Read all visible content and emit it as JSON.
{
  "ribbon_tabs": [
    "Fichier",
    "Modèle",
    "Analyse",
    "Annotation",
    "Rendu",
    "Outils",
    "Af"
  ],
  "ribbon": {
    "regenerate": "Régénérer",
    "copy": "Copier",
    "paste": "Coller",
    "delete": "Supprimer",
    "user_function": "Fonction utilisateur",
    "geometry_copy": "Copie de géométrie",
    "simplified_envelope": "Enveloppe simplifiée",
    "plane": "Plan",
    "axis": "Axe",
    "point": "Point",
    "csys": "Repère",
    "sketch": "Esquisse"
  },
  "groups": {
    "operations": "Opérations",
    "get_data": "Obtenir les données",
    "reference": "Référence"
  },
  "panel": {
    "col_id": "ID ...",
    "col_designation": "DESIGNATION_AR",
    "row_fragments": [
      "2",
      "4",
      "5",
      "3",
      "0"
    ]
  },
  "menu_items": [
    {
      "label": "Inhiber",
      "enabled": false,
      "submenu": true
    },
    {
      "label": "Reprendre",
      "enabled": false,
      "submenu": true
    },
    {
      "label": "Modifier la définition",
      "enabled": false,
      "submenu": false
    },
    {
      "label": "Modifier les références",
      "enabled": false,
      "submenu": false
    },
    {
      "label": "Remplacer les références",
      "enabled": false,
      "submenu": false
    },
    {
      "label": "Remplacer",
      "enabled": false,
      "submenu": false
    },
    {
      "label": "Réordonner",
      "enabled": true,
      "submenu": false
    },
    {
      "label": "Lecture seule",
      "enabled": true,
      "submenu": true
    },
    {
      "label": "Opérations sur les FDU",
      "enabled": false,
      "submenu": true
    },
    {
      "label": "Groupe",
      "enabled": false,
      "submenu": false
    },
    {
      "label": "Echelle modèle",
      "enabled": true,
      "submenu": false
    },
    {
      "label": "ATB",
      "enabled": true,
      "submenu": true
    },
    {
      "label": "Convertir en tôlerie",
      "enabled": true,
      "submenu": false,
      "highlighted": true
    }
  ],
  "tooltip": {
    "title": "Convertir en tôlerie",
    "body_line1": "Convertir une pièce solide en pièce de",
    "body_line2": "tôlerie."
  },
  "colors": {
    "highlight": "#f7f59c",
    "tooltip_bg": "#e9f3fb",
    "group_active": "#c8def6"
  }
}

▶ _INSTRUCTION_
Copy out each record from above, exactly.

▶ _TASK SOLUTION_
Read all visible content and emit it as JSON.
{
  "ribbon_tabs": [
    "Fichier",
    "Modèle",
    "Analyse",
    "Annotation",
    "Rendu",
    "Outils",
    "Af"
  ],
  "ribbon": {
    "regenerate": "Régénérer",
    "copy": "Copier",
    "paste": "Coller",
    "delete": "Supprimer",
    "user_function": "Fonction utilisateur",
    "geometry_copy": "Copie de géométrie",
    "simplified_envelope": "Enveloppe simplifiée",
    "plane": "Plan",
    "axis": "Axe",
    "point": "Point",
    "csys": "Repère",
    "sketch": "Esquisse"
  },
  "groups": {
    "operations": "Opérations",
    "get_data": "Obtenir les données",
    "reference": "Référence"
  },
  "panel": {
    "col_id": "ID ...",
    "col_designation": "DESIGNATION_AR",
    "row_fragments": [
      "2",
      "4",
      "5",
      "3",
      "0"
    ]
  },
  "menu_items": [
    {
      "label": "Inhiber",
      "enabled": false,
      "submenu": true
    },
    {
      "label": "Reprendre",
      "enabled": false,
      "submenu": true
    },
    {
      "label": "Modifier la définition",
      "enabled": false,
      "submenu": false
    },
    {
      "label": "Modifier les références",
      "enabled": false,
      "submenu": false
    },
    {
      "label": "Remplacer les références",
      "enabled": false,
      "submenu": false
    },
    {
      "label": "Remplacer",
      "enabled": false,
      "submenu": false
    },
    {
      "label": "Réordonner",
      "enabled": true,
      "submenu": false
    },
    {
      "label": "Lecture seule",
      "enabled": true,
      "submenu": true
    },
    {
      "label": "Opérations sur les FDU",
      "enabled": false,
      "submenu": true
    },
    {
      "label": "Groupe",
      "enabled": false,
      "submenu": false
    },
    {
      "label": "Echelle modèle",
      "enabled": true,
      "submenu": false
    },
    {
      "label": "ATB",
      "enabled": true,
      "submenu": true
    },
    {
      "label": "Convertir en tôlerie",
      "enabled": true,
      "submenu": false,
      "highlighted": true
    }
  ],
  "tooltip": {
    "title": "Convertir en tôlerie",
    "body_line1": "Convertir une pièce solide en pièce de",
    "body_line2": "tôlerie."
  },
  "colors": {
    "highlight": "#f7f59c",
    "tooltip_bg": "#e9f3fb",
    "group_active": "#c8def6"
  }
}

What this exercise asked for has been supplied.